DIRECTIONS: Wherever the word "Wang" shows up in a line, please copy that line.

═════ GIVEN DATA ═════

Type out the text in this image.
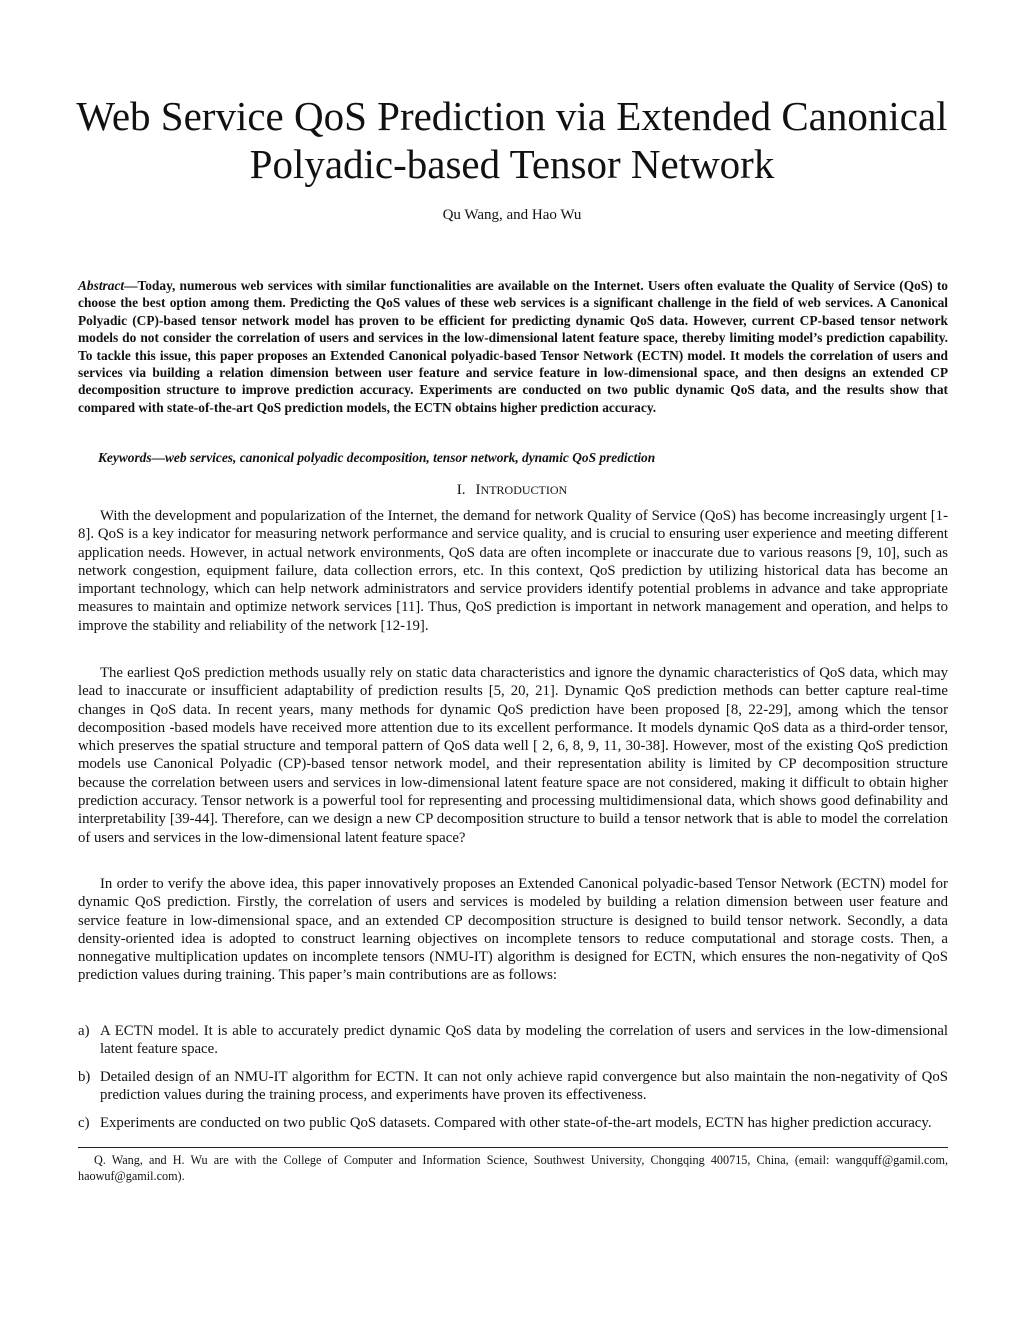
Web Service QoS Prediction via Extended Canonical
Polyadic-based Tensor Network

Qu Wang, and Hao Wu

Abstract—Today, numerous web services with similar functionalities are available on the Internet. Users often evaluate the Quality of Service (QoS) to choose the best option among them. Predicting the QoS values of these web services is a significant challenge in the field of web services. A Canonical Polyadic (CP)-based tensor network model has proven to be efficient for predicting dynamic QoS data. However, current CP-based tensor network models do not consider the correlation of users and services in the low-dimensional latent feature space, thereby limiting model’s prediction capability. To tackle this issue, this paper proposes an Extended Canonical polyadic-based Tensor Network (ECTN) model. It models the correlation of users and services via building a relation dimension between user feature and service feature in low-dimensional space, and then designs an extended CP decomposition structure to improve prediction accuracy. Experiments are conducted on two public dynamic QoS data, and the results show that compared with state-of-the-art QoS prediction models, the ECTN obtains higher prediction accuracy.

Keywords—web services, canonical polyadic decomposition, tensor network, dynamic QoS prediction

I. INTRODUCTION

With the development and popularization of the Internet, the demand for network Quality of Service (QoS) has become increasingly urgent [1-8]. QoS is a key indicator for measuring network performance and service quality, and is crucial to ensuring user experience and meeting different application needs. However, in actual network environments, QoS data are often incomplete or inaccurate due to various reasons [9, 10], such as network congestion, equipment failure, data collection errors, etc. In this context, QoS prediction by utilizing historical data has become an important technology, which can help network administrators and service providers identify potential problems in advance and take appropriate measures to maintain and optimize network services [11]. Thus, QoS prediction is important in network management and operation, and helps to improve the stability and reliability of the network [12-19].

The earliest QoS prediction methods usually rely on static data characteristics and ignore the dynamic characteristics of QoS data, which may lead to inaccurate or insufficient adaptability of prediction results [5, 20, 21]. Dynamic QoS prediction methods can better capture real-time changes in QoS data. In recent years, many methods for dynamic QoS prediction have been proposed [8, 22-29], among which the tensor decomposition -based models have received more attention due to its excellent performance. It models dynamic QoS data as a third-order tensor, which preserves the spatial structure and temporal pattern of QoS data well [ 2, 6, 8, 9, 11, 30-38]. However, most of the existing QoS prediction models use Canonical Polyadic (CP)-based tensor network model, and their representation ability is limited by CP decomposition structure because the correlation between users and services in low-dimensional latent feature space are not considered, making it difficult to obtain higher prediction accuracy. Tensor network is a powerful tool for representing and processing multidimensional data, which shows good definability and interpretability [39-44]. Therefore, can we design a new CP decomposition structure to build a tensor network that is able to model the correlation of users and services in the low-dimensional latent feature space?

In order to verify the above idea, this paper innovatively proposes an Extended Canonical polyadic-based Tensor Network (ECTN) model for dynamic QoS prediction. Firstly, the correlation of users and services is modeled by building a relation dimension between user feature and service feature in low-dimensional space, and an extended CP decomposition structure is designed to build tensor network. Secondly, a data density-oriented idea is adopted to construct learning objectives on incomplete tensors to reduce computational and storage costs. Then, a nonnegative multiplication updates on incomplete tensors (NMU-IT) algorithm is designed for ECTN, which ensures the non-negativity of QoS prediction values during training. This paper’s main contributions are as follows:

a) A ECTN model. It is able to accurately predict dynamic QoS data by modeling the correlation of users and services in the low-dimensional latent feature space.
b) Detailed design of an NMU-IT algorithm for ECTN. It can not only achieve rapid convergence but also maintain the non-negativity of QoS prediction values during the training process, and experiments have proven its effectiveness.
c) Experiments are conducted on two public QoS datasets. Compared with other state-of-the-art models, ECTN has higher prediction accuracy.

Q. Wang, and H. Wu are with the College of Computer and Information Science, Southwest University, Chongqing 400715, China, (email: wangquff@gamil.com, haowuf@gamil.com).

═════

WRITTEN RESPONSE:
Qu Wang, and Hao Wu
Q. Wang, and H. Wu are with the College of Computer and Information Science, Southwest University, Chongqing 400715, China, (email: wangquff@gamil.com, haowuf@gamil.com).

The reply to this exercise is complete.